• **INPUT**
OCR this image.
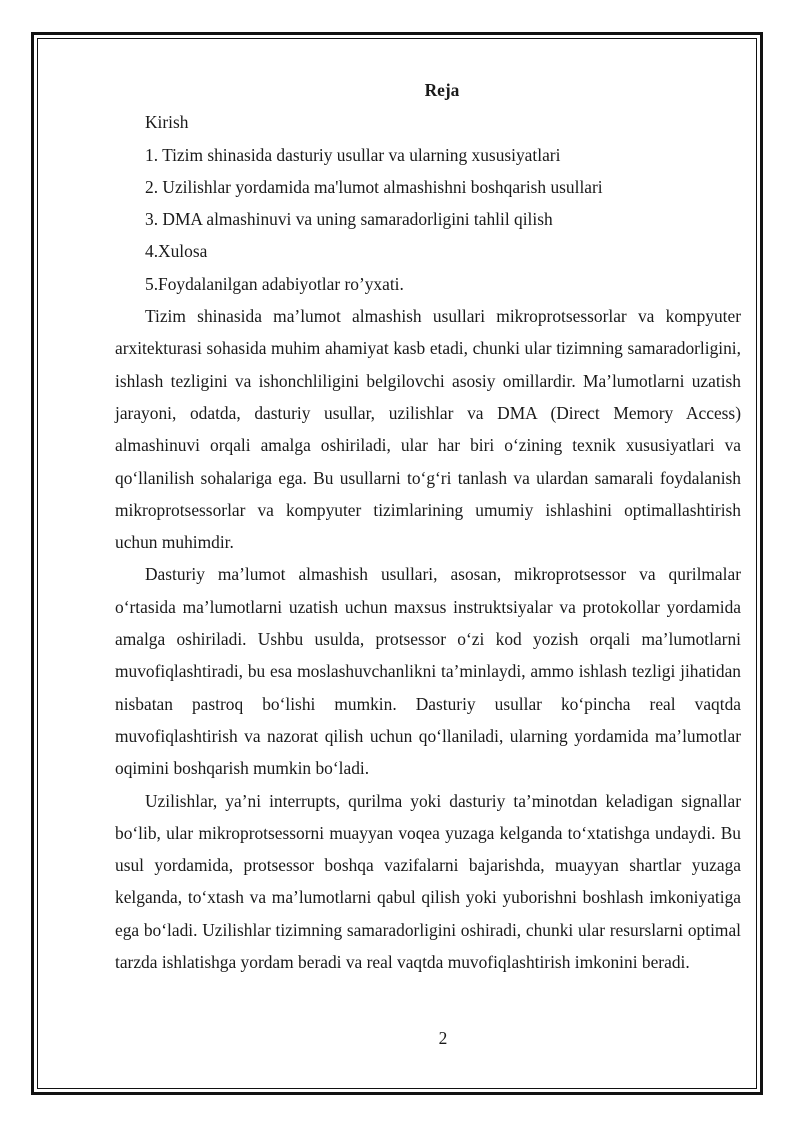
Reja

Kirish

1. Tizim shinasida dasturiy usullar va ularning xususiyatlari

2. Uzilishlar yordamida ma'lumot almashishni boshqarish usullari

3. DMA almashinuvi va uning samaradorligini tahlil qilish

4.Xulosa

5.Foydalanilgan adabiyotlar ro’yxati.

Tizim shinasida ma’lumot almashish usullari mikroprotsessorlar va kompyuter arxitekturasi sohasida muhim ahamiyat kasb etadi, chunki ular tizimning samaradorligini, ishlash tezligini va ishonchliligini belgilovchi asosiy omillardir. Ma’lumotlarni uzatish jarayoni, odatda, dasturiy usullar, uzilishlar va DMA (Direct Memory Access) almashinuvi orqali amalga oshiriladi, ular har biri o‘zining texnik xususiyatlari va qo‘llanilish sohalariga ega. Bu usullarni to‘g‘ri tanlash va ulardan samarali foydalanish mikroprotsessorlar va kompyuter tizimlarining umumiy ishlashini optimallashtirish uchun muhimdir.

Dasturiy ma’lumot almashish usullari, asosan, mikroprotsessor va qurilmalar o‘rtasida ma’lumotlarni uzatish uchun maxsus instruktsiyalar va protokollar yordamida amalga oshiriladi. Ushbu usulda, protsessor o‘zi kod yozish orqali ma’lumotlarni muvofiqlashtiradi, bu esa moslashuvchanlikni ta’minlaydi, ammo ishlash tezligi jihatidan nisbatan pastroq bo‘lishi mumkin. Dasturiy usullar ko‘pincha real vaqtda muvofiqlashtirish va nazorat qilish uchun qo‘llaniladi, ularning yordamida ma’lumotlar oqimini boshqarish mumkin bo‘ladi.

Uzilishlar, ya’ni interrupts, qurilma yoki dasturiy ta’minotdan keladigan signallar bo‘lib, ular mikroprotsessorni muayyan voqea yuzaga kelganda to‘xtatishga undaydi. Bu usul yordamida, protsessor boshqa vazifalarni bajarishda, muayyan shartlar yuzaga kelganda, to‘xtash va ma’lumotlarni qabul qilish yoki yuborishni boshlash imkoniyatiga ega bo‘ladi. Uzilishlar tizimning samaradorligini oshiradi, chunki ular resurslarni optimal tarzda ishlatishga yordam beradi va real vaqtda muvofiqlashtirish imkonini beradi.

2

• **WHAT IS EXPECTED**
Copy each line of the listing that contains the string "shinasida".

• **TASK OUTPUT**
1. Tizim shinasida dasturiy usullar va ularning xususiyatlari
Tizim shinasida ma’lumot almashish usullari mikroprotsessorlar va kompyuter arxitekturasi sohasida muhim ahamiyat kasb etadi, chunki ular tizimning samaradorligini, ishlash tezligini va ishonchliligini belgilovchi asosiy omillardir. Ma’lumotlarni uzatish jarayoni, odatda, dasturiy usullar, uzilishlar va DMA (Direct Memory Access) almashinuvi orqali amalga oshiriladi, ular har biri o‘zining texnik xususiyatlari va qo‘llanilish sohalariga ega. Bu usullarni to‘g‘ri tanlash va ulardan samarali foydalanish mikroprotsessorlar va kompyuter tizimlarining umumiy ishlashini optimallashtirish uchun muhimdir.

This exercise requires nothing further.